* Work to complete:
Will you copy out, unchanged, every line of the records from the very first one through the line containing "button[interactable]: About —", with both of those lines included?

* Entries drawn from a collection:

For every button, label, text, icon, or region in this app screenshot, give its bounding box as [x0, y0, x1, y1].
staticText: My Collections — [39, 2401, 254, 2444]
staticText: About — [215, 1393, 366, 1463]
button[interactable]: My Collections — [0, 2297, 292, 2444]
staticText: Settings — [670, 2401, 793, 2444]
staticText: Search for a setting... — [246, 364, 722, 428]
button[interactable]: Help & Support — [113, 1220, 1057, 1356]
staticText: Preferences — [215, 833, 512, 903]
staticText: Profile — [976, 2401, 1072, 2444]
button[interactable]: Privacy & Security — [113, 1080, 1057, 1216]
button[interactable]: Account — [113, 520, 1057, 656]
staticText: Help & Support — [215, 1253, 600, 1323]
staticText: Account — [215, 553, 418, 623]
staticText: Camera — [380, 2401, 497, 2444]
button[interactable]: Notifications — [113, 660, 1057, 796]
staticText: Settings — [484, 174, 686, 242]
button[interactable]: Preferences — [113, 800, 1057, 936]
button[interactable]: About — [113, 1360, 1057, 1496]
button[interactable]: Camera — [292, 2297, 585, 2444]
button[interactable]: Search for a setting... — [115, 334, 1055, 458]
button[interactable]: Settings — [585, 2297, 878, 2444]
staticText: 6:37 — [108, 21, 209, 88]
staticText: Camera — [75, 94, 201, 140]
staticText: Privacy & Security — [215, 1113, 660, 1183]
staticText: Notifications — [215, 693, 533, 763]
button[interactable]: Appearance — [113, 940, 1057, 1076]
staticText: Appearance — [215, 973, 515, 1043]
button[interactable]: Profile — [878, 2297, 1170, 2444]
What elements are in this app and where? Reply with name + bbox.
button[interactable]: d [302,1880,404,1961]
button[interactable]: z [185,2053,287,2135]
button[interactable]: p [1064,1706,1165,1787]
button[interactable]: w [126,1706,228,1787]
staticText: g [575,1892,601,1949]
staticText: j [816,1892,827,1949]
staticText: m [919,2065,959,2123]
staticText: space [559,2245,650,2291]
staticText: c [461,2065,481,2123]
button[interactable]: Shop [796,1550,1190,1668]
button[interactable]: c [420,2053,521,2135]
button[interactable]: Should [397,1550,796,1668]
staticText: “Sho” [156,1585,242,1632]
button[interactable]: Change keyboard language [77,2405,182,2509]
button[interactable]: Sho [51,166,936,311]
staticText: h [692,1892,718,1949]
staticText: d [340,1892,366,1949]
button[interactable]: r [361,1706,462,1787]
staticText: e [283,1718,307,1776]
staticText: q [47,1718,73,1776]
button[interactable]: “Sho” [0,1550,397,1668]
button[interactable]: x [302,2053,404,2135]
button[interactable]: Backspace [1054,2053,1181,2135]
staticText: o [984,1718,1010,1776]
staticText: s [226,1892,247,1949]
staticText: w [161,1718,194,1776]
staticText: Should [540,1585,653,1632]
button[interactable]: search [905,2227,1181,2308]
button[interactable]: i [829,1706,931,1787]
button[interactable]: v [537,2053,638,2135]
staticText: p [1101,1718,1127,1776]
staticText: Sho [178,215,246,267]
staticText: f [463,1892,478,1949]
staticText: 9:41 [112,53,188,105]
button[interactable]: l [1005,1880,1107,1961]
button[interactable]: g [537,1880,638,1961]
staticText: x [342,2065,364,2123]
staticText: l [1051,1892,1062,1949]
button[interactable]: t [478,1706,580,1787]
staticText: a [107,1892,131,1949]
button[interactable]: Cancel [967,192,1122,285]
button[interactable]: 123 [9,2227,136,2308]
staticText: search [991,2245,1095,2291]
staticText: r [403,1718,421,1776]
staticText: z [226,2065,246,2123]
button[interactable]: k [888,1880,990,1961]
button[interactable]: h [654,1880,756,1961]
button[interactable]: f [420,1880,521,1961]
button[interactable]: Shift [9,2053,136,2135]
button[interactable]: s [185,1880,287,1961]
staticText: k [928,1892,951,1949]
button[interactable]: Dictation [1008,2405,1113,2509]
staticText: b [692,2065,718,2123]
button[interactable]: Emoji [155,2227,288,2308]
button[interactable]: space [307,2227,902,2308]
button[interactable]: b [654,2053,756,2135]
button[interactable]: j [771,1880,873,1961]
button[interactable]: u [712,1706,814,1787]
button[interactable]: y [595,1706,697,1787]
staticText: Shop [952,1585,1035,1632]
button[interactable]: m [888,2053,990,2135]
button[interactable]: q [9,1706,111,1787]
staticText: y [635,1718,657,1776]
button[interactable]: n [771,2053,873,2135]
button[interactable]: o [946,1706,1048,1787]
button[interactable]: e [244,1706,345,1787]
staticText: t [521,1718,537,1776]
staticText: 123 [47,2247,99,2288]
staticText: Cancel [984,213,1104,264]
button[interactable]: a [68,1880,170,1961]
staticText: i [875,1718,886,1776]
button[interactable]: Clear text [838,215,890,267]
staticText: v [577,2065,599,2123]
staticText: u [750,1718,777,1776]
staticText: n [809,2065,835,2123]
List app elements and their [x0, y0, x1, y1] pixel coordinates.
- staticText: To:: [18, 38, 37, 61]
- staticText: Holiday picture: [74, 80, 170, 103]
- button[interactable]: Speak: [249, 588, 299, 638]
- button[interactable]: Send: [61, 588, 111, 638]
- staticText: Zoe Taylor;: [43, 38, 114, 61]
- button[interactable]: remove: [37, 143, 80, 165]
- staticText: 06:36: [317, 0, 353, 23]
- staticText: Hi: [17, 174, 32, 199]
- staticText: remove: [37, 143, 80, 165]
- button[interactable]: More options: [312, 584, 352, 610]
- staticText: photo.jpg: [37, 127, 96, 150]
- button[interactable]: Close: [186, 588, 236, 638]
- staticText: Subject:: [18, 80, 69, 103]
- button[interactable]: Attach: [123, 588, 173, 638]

* Solved exercise:
For every button, label, text, icon, or region in this app screenshot, give its bounding box as [x0, y0, x1, y1].
staticText: My Collections — [39, 2401, 254, 2444]
staticText: About — [215, 1393, 366, 1463]
button[interactable]: My Collections — [0, 2297, 292, 2444]
staticText: Settings — [670, 2401, 793, 2444]
staticText: Search for a setting... — [246, 364, 722, 428]
button[interactable]: Help & Support — [113, 1220, 1057, 1356]
staticText: Preferences — [215, 833, 512, 903]
staticText: Profile — [976, 2401, 1072, 2444]
button[interactable]: Privacy & Security — [113, 1080, 1057, 1216]
button[interactable]: Account — [113, 520, 1057, 656]
staticText: Help & Support — [215, 1253, 600, 1323]
staticText: Account — [215, 553, 418, 623]
staticText: Camera — [380, 2401, 497, 2444]
button[interactable]: Notifications — [113, 660, 1057, 796]
staticText: Settings — [484, 174, 686, 242]
button[interactable]: Preferences — [113, 800, 1057, 936]
button[interactable]: About — [113, 1360, 1057, 1496]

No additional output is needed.